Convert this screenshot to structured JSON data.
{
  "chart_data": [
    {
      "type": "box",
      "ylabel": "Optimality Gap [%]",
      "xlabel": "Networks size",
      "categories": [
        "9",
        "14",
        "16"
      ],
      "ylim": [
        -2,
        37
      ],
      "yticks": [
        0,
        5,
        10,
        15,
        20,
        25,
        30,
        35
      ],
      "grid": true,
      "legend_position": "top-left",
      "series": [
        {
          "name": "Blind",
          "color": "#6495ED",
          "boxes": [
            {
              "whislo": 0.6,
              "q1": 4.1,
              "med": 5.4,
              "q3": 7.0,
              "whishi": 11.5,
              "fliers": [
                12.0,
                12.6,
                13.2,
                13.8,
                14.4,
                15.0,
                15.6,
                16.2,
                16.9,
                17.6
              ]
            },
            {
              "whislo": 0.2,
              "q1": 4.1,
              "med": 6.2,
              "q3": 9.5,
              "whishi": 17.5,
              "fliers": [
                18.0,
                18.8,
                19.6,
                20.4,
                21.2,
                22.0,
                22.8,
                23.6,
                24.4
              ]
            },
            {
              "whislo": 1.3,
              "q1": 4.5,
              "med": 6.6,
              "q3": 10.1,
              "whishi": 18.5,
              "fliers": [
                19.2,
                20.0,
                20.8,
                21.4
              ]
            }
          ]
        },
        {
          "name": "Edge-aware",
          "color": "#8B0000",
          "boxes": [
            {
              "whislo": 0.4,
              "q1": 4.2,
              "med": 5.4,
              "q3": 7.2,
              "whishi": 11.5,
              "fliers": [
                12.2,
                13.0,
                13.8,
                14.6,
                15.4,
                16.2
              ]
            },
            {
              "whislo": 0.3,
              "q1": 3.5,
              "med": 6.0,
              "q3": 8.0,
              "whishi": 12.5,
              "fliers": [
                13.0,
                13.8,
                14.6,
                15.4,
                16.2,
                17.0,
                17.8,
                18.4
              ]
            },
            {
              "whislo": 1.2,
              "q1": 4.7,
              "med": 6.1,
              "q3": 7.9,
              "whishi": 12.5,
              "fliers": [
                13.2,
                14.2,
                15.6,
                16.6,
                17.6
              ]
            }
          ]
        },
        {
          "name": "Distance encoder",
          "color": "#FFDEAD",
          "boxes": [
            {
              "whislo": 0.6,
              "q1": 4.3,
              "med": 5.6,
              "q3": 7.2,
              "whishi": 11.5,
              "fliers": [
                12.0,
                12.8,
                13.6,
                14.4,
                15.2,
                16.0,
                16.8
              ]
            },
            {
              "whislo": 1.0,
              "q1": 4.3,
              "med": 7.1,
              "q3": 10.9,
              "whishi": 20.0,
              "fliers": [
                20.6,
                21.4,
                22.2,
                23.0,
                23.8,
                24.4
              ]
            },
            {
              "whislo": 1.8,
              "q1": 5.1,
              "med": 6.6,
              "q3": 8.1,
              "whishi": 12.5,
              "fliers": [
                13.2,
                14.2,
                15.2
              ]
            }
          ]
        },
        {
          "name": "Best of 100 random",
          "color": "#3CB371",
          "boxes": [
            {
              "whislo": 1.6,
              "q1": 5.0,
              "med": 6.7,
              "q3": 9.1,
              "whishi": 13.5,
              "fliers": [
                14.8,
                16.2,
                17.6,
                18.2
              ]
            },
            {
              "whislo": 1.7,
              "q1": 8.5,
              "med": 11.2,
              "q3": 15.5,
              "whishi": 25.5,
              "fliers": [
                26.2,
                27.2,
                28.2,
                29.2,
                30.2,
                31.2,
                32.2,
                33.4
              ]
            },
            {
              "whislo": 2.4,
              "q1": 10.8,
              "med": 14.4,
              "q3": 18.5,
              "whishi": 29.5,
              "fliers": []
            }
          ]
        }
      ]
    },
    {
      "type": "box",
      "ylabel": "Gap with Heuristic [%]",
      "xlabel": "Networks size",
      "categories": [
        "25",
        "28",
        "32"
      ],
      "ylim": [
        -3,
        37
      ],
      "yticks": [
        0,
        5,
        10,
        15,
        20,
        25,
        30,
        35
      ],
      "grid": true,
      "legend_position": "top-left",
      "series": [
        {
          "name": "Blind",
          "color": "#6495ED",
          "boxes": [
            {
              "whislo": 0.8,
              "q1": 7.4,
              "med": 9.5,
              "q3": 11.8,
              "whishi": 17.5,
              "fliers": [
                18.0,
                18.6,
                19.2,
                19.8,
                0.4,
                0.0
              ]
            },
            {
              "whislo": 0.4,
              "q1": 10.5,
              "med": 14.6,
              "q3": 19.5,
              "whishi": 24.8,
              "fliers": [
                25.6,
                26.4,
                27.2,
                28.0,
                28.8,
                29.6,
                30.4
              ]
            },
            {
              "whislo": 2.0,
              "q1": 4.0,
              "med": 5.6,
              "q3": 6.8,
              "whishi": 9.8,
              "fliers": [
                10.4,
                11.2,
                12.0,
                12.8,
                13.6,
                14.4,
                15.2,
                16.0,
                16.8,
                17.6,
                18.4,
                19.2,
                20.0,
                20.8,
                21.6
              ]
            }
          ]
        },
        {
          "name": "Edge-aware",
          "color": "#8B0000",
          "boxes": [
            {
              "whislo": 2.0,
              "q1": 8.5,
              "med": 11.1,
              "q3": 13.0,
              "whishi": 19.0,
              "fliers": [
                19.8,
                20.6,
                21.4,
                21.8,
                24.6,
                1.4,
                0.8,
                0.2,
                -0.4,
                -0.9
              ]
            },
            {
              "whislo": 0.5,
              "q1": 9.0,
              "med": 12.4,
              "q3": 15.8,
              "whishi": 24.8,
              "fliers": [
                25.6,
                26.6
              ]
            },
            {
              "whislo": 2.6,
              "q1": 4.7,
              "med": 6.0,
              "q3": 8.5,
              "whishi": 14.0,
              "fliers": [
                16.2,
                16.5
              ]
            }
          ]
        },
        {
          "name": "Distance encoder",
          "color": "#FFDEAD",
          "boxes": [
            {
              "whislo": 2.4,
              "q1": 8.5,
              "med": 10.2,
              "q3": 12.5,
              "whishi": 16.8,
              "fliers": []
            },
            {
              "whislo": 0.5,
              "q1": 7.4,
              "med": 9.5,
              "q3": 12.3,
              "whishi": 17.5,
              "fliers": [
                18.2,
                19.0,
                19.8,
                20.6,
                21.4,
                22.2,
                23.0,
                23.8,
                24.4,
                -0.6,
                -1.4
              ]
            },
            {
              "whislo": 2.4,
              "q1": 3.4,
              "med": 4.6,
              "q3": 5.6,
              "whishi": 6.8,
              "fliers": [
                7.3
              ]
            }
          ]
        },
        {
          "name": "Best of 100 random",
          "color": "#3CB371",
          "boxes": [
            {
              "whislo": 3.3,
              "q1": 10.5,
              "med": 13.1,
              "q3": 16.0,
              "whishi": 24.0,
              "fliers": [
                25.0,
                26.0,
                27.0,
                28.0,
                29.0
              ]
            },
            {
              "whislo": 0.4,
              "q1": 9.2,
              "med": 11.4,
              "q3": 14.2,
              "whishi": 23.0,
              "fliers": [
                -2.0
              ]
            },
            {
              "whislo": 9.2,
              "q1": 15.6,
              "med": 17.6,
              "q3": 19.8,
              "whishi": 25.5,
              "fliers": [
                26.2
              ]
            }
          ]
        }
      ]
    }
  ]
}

= Written task =
Emit the records above again, exactly, with no line skipped.

= Answer to the task =
Convert this screenshot to structured JSON data.
{
  "chart_data": [
    {
      "type": "box",
      "ylabel": "Optimality Gap [%]",
      "xlabel": "Networks size",
      "categories": [
        "9",
        "14",
        "16"
      ],
      "ylim": [
        -2,
        37
      ],
      "yticks": [
        0,
        5,
        10,
        15,
        20,
        25,
        30,
        35
      ],
      "grid": true,
      "legend_position": "top-left",
      "series": [
        {
          "name": "Blind",
          "color": "#6495ED",
          "boxes": [
            {
              "whislo": 0.6,
              "q1": 4.1,
              "med": 5.4,
              "q3": 7.0,
              "whishi": 11.5,
              "fliers": [
                12.0,
                12.6,
                13.2,
                13.8,
                14.4,
                15.0,
                15.6,
                16.2,
                16.9,
                17.6
              ]
            },
            {
              "whislo": 0.2,
              "q1": 4.1,
              "med": 6.2,
              "q3": 9.5,
              "whishi": 17.5,
              "fliers": [
                18.0,
                18.8,
                19.6,
                20.4,
                21.2,
                22.0,
                22.8,
                23.6,
                24.4
              ]
            },
            {
              "whislo": 1.3,
              "q1": 4.5,
              "med": 6.6,
              "q3": 10.1,
              "whishi": 18.5,
              "fliers": [
                19.2,
                20.0,
                20.8,
                21.4
              ]
            }
          ]
        },
        {
          "name": "Edge-aware",
          "color": "#8B0000",
          "boxes": [
            {
              "whislo": 0.4,
              "q1": 4.2,
              "med": 5.4,
              "q3": 7.2,
              "whishi": 11.5,
              "fliers": [
                12.2,
                13.0,
                13.8,
                14.6,
                15.4,
                16.2
              ]
            },
            {
              "whislo": 0.3,
              "q1": 3.5,
              "med": 6.0,
              "q3": 8.0,
              "whishi": 12.5,
              "fliers": [
                13.0,
                13.8,
                14.6,
                15.4,
                16.2,
                17.0,
                17.8,
                18.4
              ]
            },
            {
              "whislo": 1.2,
              "q1": 4.7,
              "med": 6.1,
              "q3": 7.9,
              "whishi": 12.5,
              "fliers": [
                13.2,
                14.2,
                15.6,
                16.6,
                17.6
              ]
            }
          ]
        },
        {
          "name": "Distance encoder",
          "color": "#FFDEAD",
          "boxes": [
            {
              "whislo": 0.6,
              "q1": 4.3,
              "med": 5.6,
              "q3": 7.2,
              "whishi": 11.5,
              "fliers": [
                12.0,
                12.8,
                13.6,
                14.4,
                15.2,
                16.0,
                16.8
              ]
            },
            {
              "whislo": 1.0,
              "q1": 4.3,
              "med": 7.1,
              "q3": 10.9,
              "whishi": 20.0,
              "fliers": [
                20.6,
                21.4,
                22.2,
                23.0,
                23.8,
                24.4
              ]
            },
            {
              "whislo": 1.8,
              "q1": 5.1,
              "med": 6.6,
              "q3": 8.1,
              "whishi": 12.5,
              "fliers": [
                13.2,
                14.2,
                15.2
              ]
            }
          ]
        },
        {
          "name": "Best of 100 random",
          "color": "#3CB371",
          "boxes": [
            {
              "whislo": 1.6,
              "q1": 5.0,
              "med": 6.7,
              "q3": 9.1,
              "whishi": 13.5,
              "fliers": [
                14.8,
                16.2,
                17.6,
                18.2
              ]
            },
            {
              "whislo": 1.7,
              "q1": 8.5,
              "med": 11.2,
              "q3": 15.5,
              "whishi": 25.5,
              "fliers": [
                26.2,
                27.2,
                28.2,
                29.2,
                30.2,
                31.2,
                32.2,
                33.4
              ]
            },
            {
              "whislo": 2.4,
              "q1": 10.8,
              "med": 14.4,
              "q3": 18.5,
              "whishi": 29.5,
              "fliers": []
            }
          ]
        }
      ]
    },
    {
      "type": "box",
      "ylabel": "Gap with Heuristic [%]",
      "xlabel": "Networks size",
      "categories": [
        "25",
        "28",
        "32"
      ],
      "ylim": [
        -3,
        37
      ],
      "yticks": [
        0,
        5,
        10,
        15,
        20,
        25,
        30,
        35
      ],
      "grid": true,
      "legend_position": "top-left",
      "series": [
        {
          "name": "Blind",
          "color": "#6495ED",
          "boxes": [
            {
              "whislo": 0.8,
              "q1": 7.4,
              "med": 9.5,
              "q3": 11.8,
              "whishi": 17.5,
              "fliers": [
                18.0,
                18.6,
                19.2,
                19.8,
                0.4,
                0.0
              ]
            },
            {
              "whislo": 0.4,
              "q1": 10.5,
              "med": 14.6,
              "q3": 19.5,
              "whishi": 24.8,
              "fliers": [
                25.6,
                26.4,
                27.2,
                28.0,
                28.8,
                29.6,
                30.4
              ]
            },
            {
              "whislo": 2.0,
              "q1": 4.0,
              "med": 5.6,
              "q3": 6.8,
              "whishi": 9.8,
              "fliers": [
                10.4,
                11.2,
                12.0,
                12.8,
                13.6,
                14.4,
                15.2,
                16.0,
                16.8,
                17.6,
                18.4,
                19.2,
                20.0,
                20.8,
                21.6
              ]
            }
          ]
        },
        {
          "name": "Edge-aware",
          "color": "#8B0000",
          "boxes": [
            {
              "whislo": 2.0,
              "q1": 8.5,
              "med": 11.1,
              "q3": 13.0,
              "whishi": 19.0,
              "fliers": [
                19.8,
                20.6,
                21.4,
                21.8,
                24.6,
                1.4,
                0.8,
                0.2,
                -0.4,
                -0.9
              ]
            },
            {
              "whislo": 0.5,
              "q1": 9.0,
              "med": 12.4,
              "q3": 15.8,
              "whishi": 24.8,
              "fliers": [
                25.6,
                26.6
              ]
            },
            {
              "whislo": 2.6,
              "q1": 4.7,
              "med": 6.0,
              "q3": 8.5,
              "whishi": 14.0,
              "fliers": [
                16.2,
                16.5
              ]
            }
          ]
        },
        {
          "name": "Distance encoder",
          "color": "#FFDEAD",
          "boxes": [
            {
              "whislo": 2.4,
              "q1": 8.5,
              "med": 10.2,
              "q3": 12.5,
              "whishi": 16.8,
              "fliers": []
            },
            {
              "whislo": 0.5,
              "q1": 7.4,
              "med": 9.5,
              "q3": 12.3,
              "whishi": 17.5,
              "fliers": [
                18.2,
                19.0,
                19.8,
                20.6,
                21.4,
                22.2,
                23.0,
                23.8,
                24.4,
                -0.6,
                -1.4
              ]
            },
            {
              "whislo": 2.4,
              "q1": 3.4,
              "med": 4.6,
              "q3": 5.6,
              "whishi": 6.8,
              "fliers": [
                7.3
              ]
            }
          ]
        },
        {
          "name": "Best of 100 random",
          "color": "#3CB371",
          "boxes": [
            {
              "whislo": 3.3,
              "q1": 10.5,
              "med": 13.1,
              "q3": 16.0,
              "whishi": 24.0,
              "fliers": [
                25.0,
                26.0,
                27.0,
                28.0,
                29.0
              ]
            },
            {
              "whislo": 0.4,
              "q1": 9.2,
              "med": 11.4,
              "q3": 14.2,
              "whishi": 23.0,
              "fliers": [
                -2.0
              ]
            },
            {
              "whislo": 9.2,
              "q1": 15.6,
              "med": 17.6,
              "q3": 19.8,
              "whishi": 25.5,
              "fliers": [
                26.2
              ]
            }
          ]
        }
      ]
    }
  ]
}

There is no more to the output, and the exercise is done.